* Problem requirements *
Omit all images. Transcribe the rest of the material below exactly.

(Collected data entries)
>> begin

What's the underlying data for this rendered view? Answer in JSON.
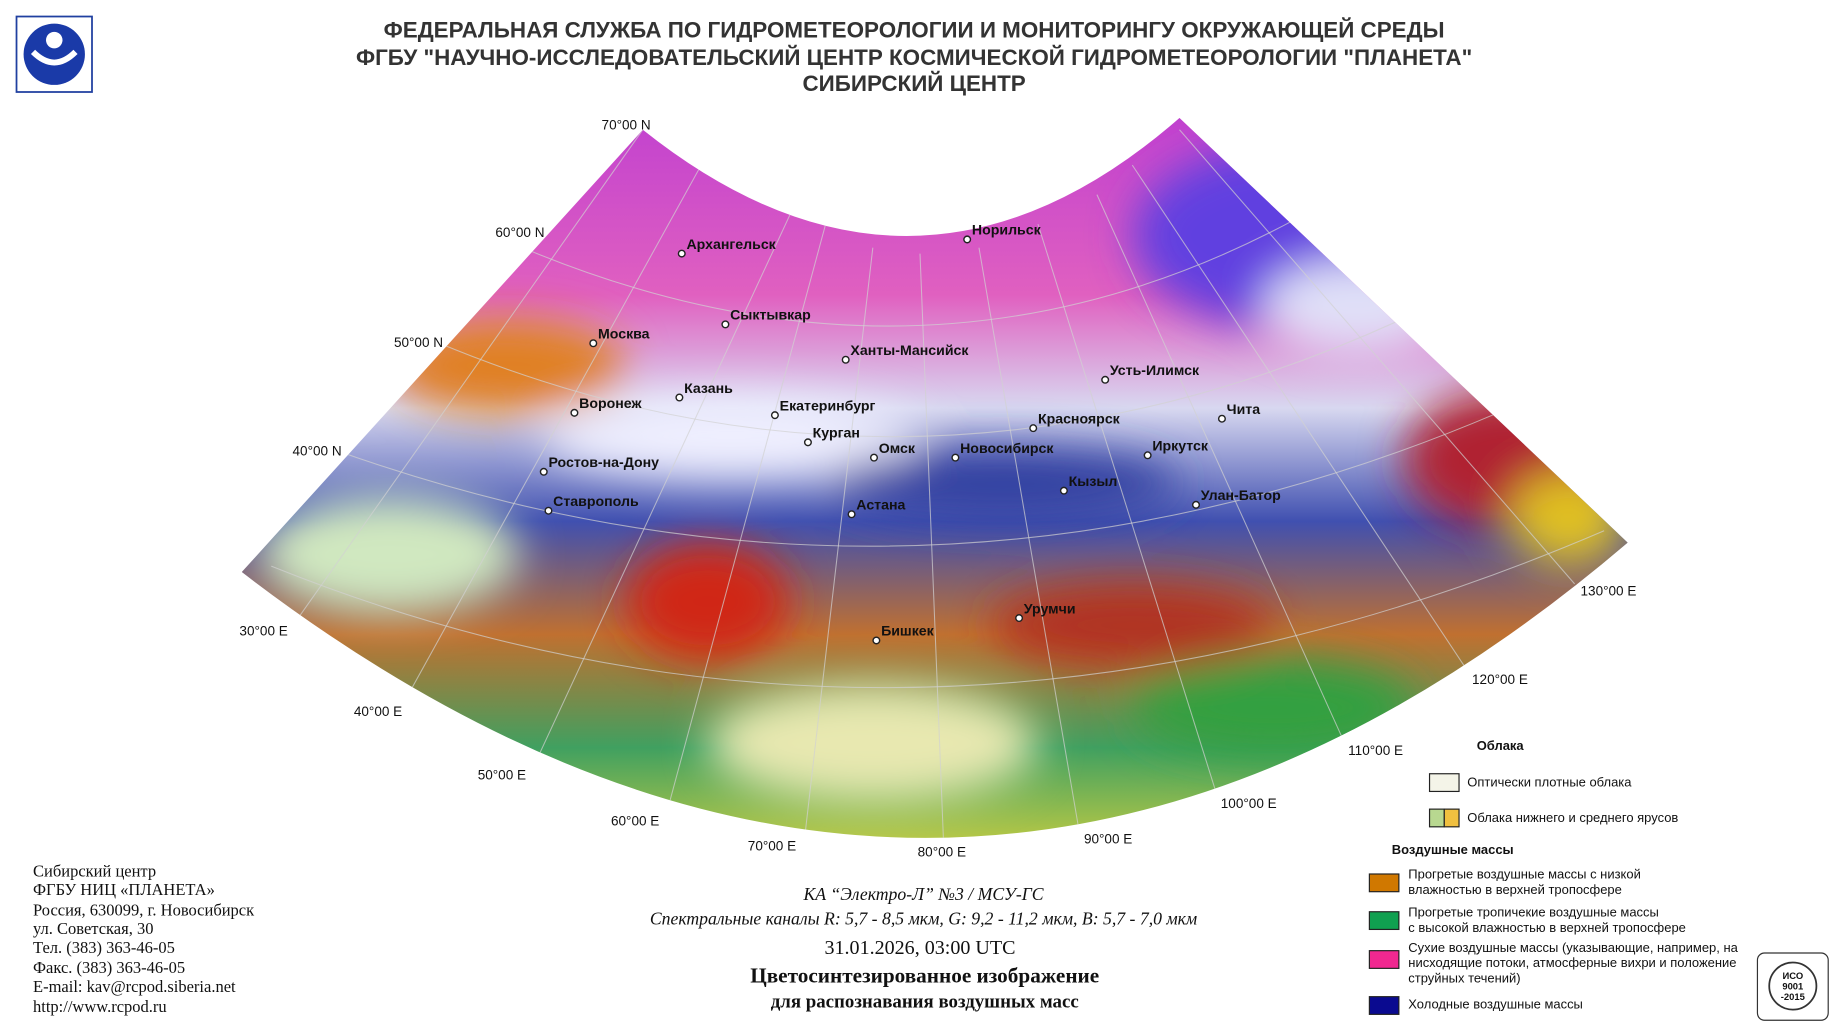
{
  "header": {
    "lines": [
      "ФЕДЕРАЛЬНАЯ СЛУЖБА ПО ГИДРОМЕТЕОРОЛОГИИ И МОНИТОРИНГУ ОКРУЖАЮЩЕЙ СРЕДЫ",
      "ФГБУ \"НАУЧНО-ИССЛЕДОВАТЕЛЬСКИЙ ЦЕНТР КОСМИЧЕСКОЙ ГИДРОМЕТЕОРОЛОГИИ \"ПЛАНЕТА\"",
      "СИБИРСКИЙ ЦЕНТР"
    ]
  },
  "map": {
    "cities": [
      "Архангельск",
      "Норильск",
      "Сыктывкар",
      "Москва",
      "Ханты-Мансийск",
      "Казань",
      "Воронеж",
      "Екатеринбург",
      "Усть-Илимск",
      "Чита",
      "Красноярск",
      "Курган",
      "Омск",
      "Новосибирск",
      "Иркутск",
      "Ростов-на-Дону",
      "Кызыл",
      "Улан-Батор",
      "Ставрополь",
      "Астана",
      "Урумчи",
      "Бишкек"
    ],
    "graticule": [
      "70°00 N",
      "60°00 N",
      "50°00 N",
      "40°00 N",
      "30°00 E",
      "40°00 E",
      "50°00 E",
      "60°00 E",
      "70°00 E",
      "80°00 E",
      "90°00 E",
      "100°00 E",
      "110°00 E",
      "120°00 E",
      "130°00 E"
    ]
  },
  "footer": {
    "lines": [
      "Сибирский центр",
      "ФГБУ НИЦ «ПЛАНЕТА»",
      "Россия, 630099, г. Новосибирск",
      "ул. Советская, 30",
      "Тел. (383) 363-46-05",
      "Факс. (383) 363-46-05",
      "E-mail: kav@rcpod.siberia.net",
      "http://www.rcpod.ru"
    ]
  },
  "caption": {
    "satellite": "КА “Электро-Л” №3 / МСУ-ГС",
    "channels": "Спектральные каналы R: 5,7 - 8,5 мкм, G: 9,2 - 11,2 мкм, B: 5,7 - 7,0 мкм",
    "datetime": "31.01.2026, 03:00 UTC",
    "title": [
      "Цветосинтезированное изображение",
      "для распознавания воздушных масс"
    ]
  },
  "legend": {
    "clouds_title": "Облака",
    "clouds": [
      "Оптически плотные облака",
      "Облака нижнего и среднего ярусов"
    ],
    "air_title": "Воздушные массы",
    "air": [
      [
        "Прогретые воздушные массы с низкой",
        "влажностью в верхней тропосфере"
      ],
      [
        "Прогретые тропичекие воздушные массы",
        "с высокой влажностью в верхней тропосфере"
      ],
      [
        "Сухие воздушные массы (указывающие, например, на",
        "нисходящие потоки, атмосферные вихри и положение",
        "струйных течений)"
      ],
      [
        "Холодные воздушные массы"
      ]
    ]
  },
  "iso": [
    "ИСО",
    "9001",
    "-2015"
  ]
}
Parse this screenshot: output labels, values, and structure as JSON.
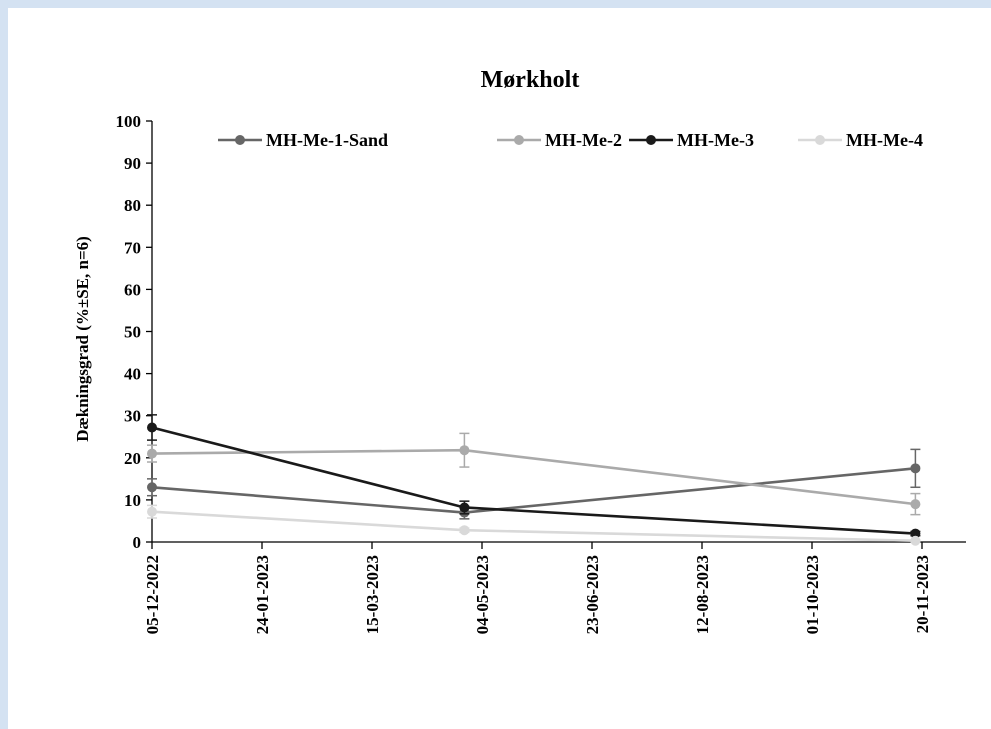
{
  "chart_data": {
    "type": "line",
    "title": "Mørkholt",
    "xlabel": "",
    "ylabel": "Dækningsgrad (%±SE, n=6)",
    "ylim": [
      0,
      100
    ],
    "yticks": [
      "0",
      "10",
      "20",
      "30",
      "40",
      "50",
      "60",
      "70",
      "80",
      "90",
      "100"
    ],
    "xlim": [
      "2022-12-05",
      "2023-12-10"
    ],
    "xticks": [
      "05-12-2022",
      "24-01-2023",
      "15-03-2023",
      "04-05-2023",
      "23-06-2023",
      "12-08-2023",
      "01-10-2023",
      "20-11-2023"
    ],
    "x": [
      "2022-12-05",
      "2023-04-26",
      "2023-11-17"
    ],
    "grid": false,
    "legend": "top",
    "series": [
      {
        "name": "MH-Me-1-Sand",
        "color": "#666666",
        "values": [
          13,
          7,
          17.5
        ],
        "error": [
          2,
          1.5,
          4.5
        ]
      },
      {
        "name": "MH-Me-2",
        "color": "#aaaaaa",
        "values": [
          21,
          21.8,
          9
        ],
        "error": [
          2,
          4,
          2.5
        ]
      },
      {
        "name": "MH-Me-3",
        "color": "#1a1a1a",
        "values": [
          27.2,
          8.2,
          2
        ],
        "error": [
          3,
          1.5,
          0.5
        ]
      },
      {
        "name": "MH-Me-4",
        "color": "#d9d9d9",
        "values": [
          7.2,
          2.8,
          0.3
        ],
        "error": [
          1.5,
          0.5,
          0.2
        ]
      }
    ]
  }
}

>> end

* Solved exercise *
What's the underlying data for this rendered view? Answer in JSON.
{
  "header": {
    "lines": [
      "ФЕДЕРАЛЬНАЯ СЛУЖБА ПО ГИДРОМЕТЕОРОЛОГИИ И МОНИТОРИНГУ ОКРУЖАЮЩЕЙ СРЕДЫ",
      "ФГБУ \"НАУЧНО-ИССЛЕДОВАТЕЛЬСКИЙ ЦЕНТР КОСМИЧЕСКОЙ ГИДРОМЕТЕОРОЛОГИИ \"ПЛАНЕТА\"",
      "СИБИРСКИЙ ЦЕНТР"
    ]
  },
  "map": {
    "cities": [
      "Архангельск",
      "Норильск",
      "Сыктывкар",
      "Москва",
      "Ханты-Мансийск",
      "Казань",
      "Воронеж",
      "Екатеринбург",
      "Усть-Илимск",
      "Чита",
      "Красноярск",
      "Курган",
      "Омск",
      "Новосибирск",
      "Иркутск",
      "Ростов-на-Дону",
      "Кызыл",
      "Улан-Батор",
      "Ставрополь",
      "Астана",
      "Урумчи",
      "Бишкек"
    ],
    "graticule": [
      "70°00 N",
      "60°00 N",
      "50°00 N",
      "40°00 N",
      "30°00 E",
      "40°00 E",
      "50°00 E",
      "60°00 E",
      "70°00 E",
      "80°00 E",
      "90°00 E",
      "100°00 E",
      "110°00 E",
      "120°00 E",
      "130°00 E"
    ]
  },
  "footer": {
    "lines": [
      "Сибирский центр",
      "ФГБУ НИЦ «ПЛАНЕТА»",
      "Россия, 630099, г. Новосибирск",
      "ул. Советская, 30",
      "Тел. (383) 363-46-05",
      "Факс. (383) 363-46-05",
      "E-mail: kav@rcpod.siberia.net",
      "http://www.rcpod.ru"
    ]
  },
  "caption": {
    "satellite": "КА “Электро-Л” №3 / МСУ-ГС",
    "channels": "Спектральные каналы R: 5,7 - 8,5 мкм, G: 9,2 - 11,2 мкм, B: 5,7 - 7,0 мкм",
    "datetime": "31.01.2026, 03:00 UTC",
    "title": [
      "Цветосинтезированное изображение",
      "для распознавания воздушных масс"
    ]
  },
  "legend": {
    "clouds_title": "Облака",
    "clouds": [
      "Оптически плотные облака",
      "Облака нижнего и среднего ярусов"
    ],
    "air_title": "Воздушные массы",
    "air": [
      [
        "Прогретые воздушные массы с низкой",
        "влажностью в верхней тропосфере"
      ],
      [
        "Прогретые тропичекие воздушные массы",
        "с высокой влажностью в верхней тропосфере"
      ],
      [
        "Сухие воздушные массы (указывающие, например, на",
        "нисходящие потоки, атмосферные вихри и положение",
        "струйных течений)"
      ],
      [
        "Холодные воздушные массы"
      ]
    ]
  },
  "iso": [
    "ИСО",
    "9001",
    "-2015"
  ]
}
Parse this screenshot: output labels, values, and structure as JSON.
{
  "chart_data": {
    "type": "line",
    "title": "Mørkholt",
    "xlabel": "",
    "ylabel": "Dækningsgrad (%±SE, n=6)",
    "ylim": [
      0,
      100
    ],
    "yticks": [
      "0",
      "10",
      "20",
      "30",
      "40",
      "50",
      "60",
      "70",
      "80",
      "90",
      "100"
    ],
    "xlim": [
      "2022-12-05",
      "2023-12-10"
    ],
    "xticks": [
      "05-12-2022",
      "24-01-2023",
      "15-03-2023",
      "04-05-2023",
      "23-06-2023",
      "12-08-2023",
      "01-10-2023",
      "20-11-2023"
    ],
    "x": [
      "2022-12-05",
      "2023-04-26",
      "2023-11-17"
    ],
    "grid": false,
    "legend": "top",
    "series": [
      {
        "name": "MH-Me-1-Sand",
        "color": "#666666",
        "values": [
          13,
          7,
          17.5
        ],
        "error": [
          2,
          1.5,
          4.5
        ]
      },
      {
        "name": "MH-Me-2",
        "color": "#aaaaaa",
        "values": [
          21,
          21.8,
          9
        ],
        "error": [
          2,
          4,
          2.5
        ]
      },
      {
        "name": "MH-Me-3",
        "color": "#1a1a1a",
        "values": [
          27.2,
          8.2,
          2
        ],
        "error": [
          3,
          1.5,
          0.5
        ]
      },
      {
        "name": "MH-Me-4",
        "color": "#d9d9d9",
        "values": [
          7.2,
          2.8,
          0.3
        ],
        "error": [
          1.5,
          0.5,
          0.2
        ]
      }
    ]
  }
}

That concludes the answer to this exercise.